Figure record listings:
========================================

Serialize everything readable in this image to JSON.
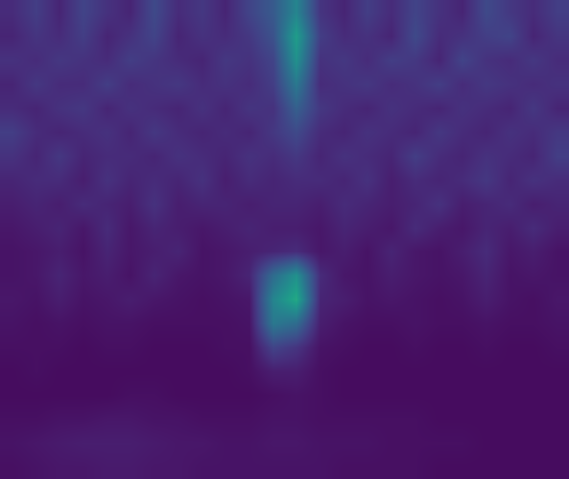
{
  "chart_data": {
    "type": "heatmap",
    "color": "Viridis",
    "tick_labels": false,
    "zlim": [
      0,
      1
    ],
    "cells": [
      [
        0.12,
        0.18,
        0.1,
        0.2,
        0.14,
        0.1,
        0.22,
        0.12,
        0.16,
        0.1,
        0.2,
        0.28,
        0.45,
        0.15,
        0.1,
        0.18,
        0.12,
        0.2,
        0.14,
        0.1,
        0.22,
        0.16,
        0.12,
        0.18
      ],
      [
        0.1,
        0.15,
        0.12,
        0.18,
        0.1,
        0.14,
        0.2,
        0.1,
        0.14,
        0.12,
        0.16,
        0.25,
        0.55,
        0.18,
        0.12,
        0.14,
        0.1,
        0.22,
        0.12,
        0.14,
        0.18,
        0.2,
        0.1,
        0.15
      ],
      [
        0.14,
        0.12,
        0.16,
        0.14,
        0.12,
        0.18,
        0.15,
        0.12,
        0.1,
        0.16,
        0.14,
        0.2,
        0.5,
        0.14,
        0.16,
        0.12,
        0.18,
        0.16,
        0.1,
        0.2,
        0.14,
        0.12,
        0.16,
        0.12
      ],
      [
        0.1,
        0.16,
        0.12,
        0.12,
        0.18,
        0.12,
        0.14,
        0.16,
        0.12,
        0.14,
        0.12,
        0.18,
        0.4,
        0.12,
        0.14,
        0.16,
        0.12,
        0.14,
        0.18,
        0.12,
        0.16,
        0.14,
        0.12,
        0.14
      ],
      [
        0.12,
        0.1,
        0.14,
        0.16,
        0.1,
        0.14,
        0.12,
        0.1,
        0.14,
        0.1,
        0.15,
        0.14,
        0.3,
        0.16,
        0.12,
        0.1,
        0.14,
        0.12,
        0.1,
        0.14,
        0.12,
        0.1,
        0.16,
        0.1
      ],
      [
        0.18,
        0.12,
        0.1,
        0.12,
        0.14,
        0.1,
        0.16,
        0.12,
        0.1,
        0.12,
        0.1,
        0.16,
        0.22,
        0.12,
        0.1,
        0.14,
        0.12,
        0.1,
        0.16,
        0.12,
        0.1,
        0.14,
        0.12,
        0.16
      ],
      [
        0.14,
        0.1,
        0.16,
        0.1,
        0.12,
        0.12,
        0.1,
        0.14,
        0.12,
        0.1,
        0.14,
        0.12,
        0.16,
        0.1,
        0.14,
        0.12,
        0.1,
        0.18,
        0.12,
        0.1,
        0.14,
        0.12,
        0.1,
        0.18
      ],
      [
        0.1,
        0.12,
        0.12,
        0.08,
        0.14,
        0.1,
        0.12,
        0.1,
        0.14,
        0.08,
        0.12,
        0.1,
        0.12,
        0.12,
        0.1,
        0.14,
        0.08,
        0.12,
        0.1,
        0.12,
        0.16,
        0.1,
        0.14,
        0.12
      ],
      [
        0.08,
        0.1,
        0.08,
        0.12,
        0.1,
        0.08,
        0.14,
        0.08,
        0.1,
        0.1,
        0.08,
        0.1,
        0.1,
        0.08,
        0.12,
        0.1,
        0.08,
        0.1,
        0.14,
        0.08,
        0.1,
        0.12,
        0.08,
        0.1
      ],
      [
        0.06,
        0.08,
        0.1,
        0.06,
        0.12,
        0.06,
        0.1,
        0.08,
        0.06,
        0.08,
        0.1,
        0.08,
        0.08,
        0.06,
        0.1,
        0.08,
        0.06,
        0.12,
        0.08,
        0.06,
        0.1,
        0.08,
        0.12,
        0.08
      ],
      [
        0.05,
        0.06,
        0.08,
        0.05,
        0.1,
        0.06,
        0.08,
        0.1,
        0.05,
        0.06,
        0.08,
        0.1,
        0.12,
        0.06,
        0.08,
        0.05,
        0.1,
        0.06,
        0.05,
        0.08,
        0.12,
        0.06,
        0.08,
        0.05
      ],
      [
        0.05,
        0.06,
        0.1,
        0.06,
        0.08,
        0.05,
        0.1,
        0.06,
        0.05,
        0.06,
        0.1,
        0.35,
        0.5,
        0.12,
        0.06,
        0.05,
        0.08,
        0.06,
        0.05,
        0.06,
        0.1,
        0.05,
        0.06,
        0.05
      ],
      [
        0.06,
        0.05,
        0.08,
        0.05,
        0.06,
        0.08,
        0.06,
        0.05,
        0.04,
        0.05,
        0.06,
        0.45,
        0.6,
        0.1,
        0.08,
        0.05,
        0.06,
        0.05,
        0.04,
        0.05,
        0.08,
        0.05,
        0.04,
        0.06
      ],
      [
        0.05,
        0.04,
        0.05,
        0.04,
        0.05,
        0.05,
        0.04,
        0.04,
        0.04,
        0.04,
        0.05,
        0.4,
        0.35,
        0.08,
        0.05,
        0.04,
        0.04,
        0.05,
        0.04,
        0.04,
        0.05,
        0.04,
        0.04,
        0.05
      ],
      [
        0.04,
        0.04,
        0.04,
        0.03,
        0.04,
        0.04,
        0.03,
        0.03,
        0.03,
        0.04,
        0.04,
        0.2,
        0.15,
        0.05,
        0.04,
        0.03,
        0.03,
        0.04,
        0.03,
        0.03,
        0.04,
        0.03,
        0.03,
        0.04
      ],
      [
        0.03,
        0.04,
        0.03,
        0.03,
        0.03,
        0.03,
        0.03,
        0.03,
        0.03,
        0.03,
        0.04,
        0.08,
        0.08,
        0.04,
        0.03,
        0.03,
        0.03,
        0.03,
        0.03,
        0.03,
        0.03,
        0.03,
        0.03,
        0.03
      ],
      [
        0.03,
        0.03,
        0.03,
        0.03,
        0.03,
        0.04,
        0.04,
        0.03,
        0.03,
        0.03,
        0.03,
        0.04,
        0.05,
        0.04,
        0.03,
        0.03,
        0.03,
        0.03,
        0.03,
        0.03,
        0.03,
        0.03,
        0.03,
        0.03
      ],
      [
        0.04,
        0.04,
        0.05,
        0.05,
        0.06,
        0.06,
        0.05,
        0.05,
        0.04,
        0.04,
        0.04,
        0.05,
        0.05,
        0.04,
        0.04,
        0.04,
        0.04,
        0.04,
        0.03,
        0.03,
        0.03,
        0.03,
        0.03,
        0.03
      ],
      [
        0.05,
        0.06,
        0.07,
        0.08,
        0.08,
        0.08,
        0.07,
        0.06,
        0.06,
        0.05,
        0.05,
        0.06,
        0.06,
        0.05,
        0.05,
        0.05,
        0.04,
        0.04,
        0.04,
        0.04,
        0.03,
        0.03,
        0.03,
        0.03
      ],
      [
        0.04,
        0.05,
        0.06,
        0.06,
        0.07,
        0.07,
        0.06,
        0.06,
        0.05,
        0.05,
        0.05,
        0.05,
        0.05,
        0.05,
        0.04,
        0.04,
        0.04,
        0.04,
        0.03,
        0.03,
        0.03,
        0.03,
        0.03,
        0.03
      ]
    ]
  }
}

========================================

▶ **What you need to do**
The material above must be printed exactly, with its pictures left out.

▶ **The completed task**
Serialize everything readable in this image to JSON.
{
  "chart_data": {
    "type": "heatmap",
    "color": "Viridis",
    "tick_labels": false,
    "zlim": [
      0,
      1
    ],
    "cells": [
      [
        0.12,
        0.18,
        0.1,
        0.2,
        0.14,
        0.1,
        0.22,
        0.12,
        0.16,
        0.1,
        0.2,
        0.28,
        0.45,
        0.15,
        0.1,
        0.18,
        0.12,
        0.2,
        0.14,
        0.1,
        0.22,
        0.16,
        0.12,
        0.18
      ],
      [
        0.1,
        0.15,
        0.12,
        0.18,
        0.1,
        0.14,
        0.2,
        0.1,
        0.14,
        0.12,
        0.16,
        0.25,
        0.55,
        0.18,
        0.12,
        0.14,
        0.1,
        0.22,
        0.12,
        0.14,
        0.18,
        0.2,
        0.1,
        0.15
      ],
      [
        0.14,
        0.12,
        0.16,
        0.14,
        0.12,
        0.18,
        0.15,
        0.12,
        0.1,
        0.16,
        0.14,
        0.2,
        0.5,
        0.14,
        0.16,
        0.12,
        0.18,
        0.16,
        0.1,
        0.2,
        0.14,
        0.12,
        0.16,
        0.12
      ],
      [
        0.1,
        0.16,
        0.12,
        0.12,
        0.18,
        0.12,
        0.14,
        0.16,
        0.12,
        0.14,
        0.12,
        0.18,
        0.4,
        0.12,
        0.14,
        0.16,
        0.12,
        0.14,
        0.18,
        0.12,
        0.16,
        0.14,
        0.12,
        0.14
      ],
      [
        0.12,
        0.1,
        0.14,
        0.16,
        0.1,
        0.14,
        0.12,
        0.1,
        0.14,
        0.1,
        0.15,
        0.14,
        0.3,
        0.16,
        0.12,
        0.1,
        0.14,
        0.12,
        0.1,
        0.14,
        0.12,
        0.1,
        0.16,
        0.1
      ],
      [
        0.18,
        0.12,
        0.1,
        0.12,
        0.14,
        0.1,
        0.16,
        0.12,
        0.1,
        0.12,
        0.1,
        0.16,
        0.22,
        0.12,
        0.1,
        0.14,
        0.12,
        0.1,
        0.16,
        0.12,
        0.1,
        0.14,
        0.12,
        0.16
      ],
      [
        0.14,
        0.1,
        0.16,
        0.1,
        0.12,
        0.12,
        0.1,
        0.14,
        0.12,
        0.1,
        0.14,
        0.12,
        0.16,
        0.1,
        0.14,
        0.12,
        0.1,
        0.18,
        0.12,
        0.1,
        0.14,
        0.12,
        0.1,
        0.18
      ],
      [
        0.1,
        0.12,
        0.12,
        0.08,
        0.14,
        0.1,
        0.12,
        0.1,
        0.14,
        0.08,
        0.12,
        0.1,
        0.12,
        0.12,
        0.1,
        0.14,
        0.08,
        0.12,
        0.1,
        0.12,
        0.16,
        0.1,
        0.14,
        0.12
      ],
      [
        0.08,
        0.1,
        0.08,
        0.12,
        0.1,
        0.08,
        0.14,
        0.08,
        0.1,
        0.1,
        0.08,
        0.1,
        0.1,
        0.08,
        0.12,
        0.1,
        0.08,
        0.1,
        0.14,
        0.08,
        0.1,
        0.12,
        0.08,
        0.1
      ],
      [
        0.06,
        0.08,
        0.1,
        0.06,
        0.12,
        0.06,
        0.1,
        0.08,
        0.06,
        0.08,
        0.1,
        0.08,
        0.08,
        0.06,
        0.1,
        0.08,
        0.06,
        0.12,
        0.08,
        0.06,
        0.1,
        0.08,
        0.12,
        0.08
      ],
      [
        0.05,
        0.06,
        0.08,
        0.05,
        0.1,
        0.06,
        0.08,
        0.1,
        0.05,
        0.06,
        0.08,
        0.1,
        0.12,
        0.06,
        0.08,
        0.05,
        0.1,
        0.06,
        0.05,
        0.08,
        0.12,
        0.06,
        0.08,
        0.05
      ],
      [
        0.05,
        0.06,
        0.1,
        0.06,
        0.08,
        0.05,
        0.1,
        0.06,
        0.05,
        0.06,
        0.1,
        0.35,
        0.5,
        0.12,
        0.06,
        0.05,
        0.08,
        0.06,
        0.05,
        0.06,
        0.1,
        0.05,
        0.06,
        0.05
      ],
      [
        0.06,
        0.05,
        0.08,
        0.05,
        0.06,
        0.08,
        0.06,
        0.05,
        0.04,
        0.05,
        0.06,
        0.45,
        0.6,
        0.1,
        0.08,
        0.05,
        0.06,
        0.05,
        0.04,
        0.05,
        0.08,
        0.05,
        0.04,
        0.06
      ],
      [
        0.05,
        0.04,
        0.05,
        0.04,
        0.05,
        0.05,
        0.04,
        0.04,
        0.04,
        0.04,
        0.05,
        0.4,
        0.35,
        0.08,
        0.05,
        0.04,
        0.04,
        0.05,
        0.04,
        0.04,
        0.05,
        0.04,
        0.04,
        0.05
      ],
      [
        0.04,
        0.04,
        0.04,
        0.03,
        0.04,
        0.04,
        0.03,
        0.03,
        0.03,
        0.04,
        0.04,
        0.2,
        0.15,
        0.05,
        0.04,
        0.03,
        0.03,
        0.04,
        0.03,
        0.03,
        0.04,
        0.03,
        0.03,
        0.04
      ],
      [
        0.03,
        0.04,
        0.03,
        0.03,
        0.03,
        0.03,
        0.03,
        0.03,
        0.03,
        0.03,
        0.04,
        0.08,
        0.08,
        0.04,
        0.03,
        0.03,
        0.03,
        0.03,
        0.03,
        0.03,
        0.03,
        0.03,
        0.03,
        0.03
      ],
      [
        0.03,
        0.03,
        0.03,
        0.03,
        0.03,
        0.04,
        0.04,
        0.03,
        0.03,
        0.03,
        0.03,
        0.04,
        0.05,
        0.04,
        0.03,
        0.03,
        0.03,
        0.03,
        0.03,
        0.03,
        0.03,
        0.03,
        0.03,
        0.03
      ],
      [
        0.04,
        0.04,
        0.05,
        0.05,
        0.06,
        0.06,
        0.05,
        0.05,
        0.04,
        0.04,
        0.04,
        0.05,
        0.05,
        0.04,
        0.04,
        0.04,
        0.04,
        0.04,
        0.03,
        0.03,
        0.03,
        0.03,
        0.03,
        0.03
      ],
      [
        0.05,
        0.06,
        0.07,
        0.08,
        0.08,
        0.08,
        0.07,
        0.06,
        0.06,
        0.05,
        0.05,
        0.06,
        0.06,
        0.05,
        0.05,
        0.05,
        0.04,
        0.04,
        0.04,
        0.04,
        0.03,
        0.03,
        0.03,
        0.03
      ],
      [
        0.04,
        0.05,
        0.06,
        0.06,
        0.07,
        0.07,
        0.06,
        0.06,
        0.05,
        0.05,
        0.05,
        0.05,
        0.05,
        0.05,
        0.04,
        0.04,
        0.04,
        0.04,
        0.03,
        0.03,
        0.03,
        0.03,
        0.03,
        0.03
      ]
    ]
  }
}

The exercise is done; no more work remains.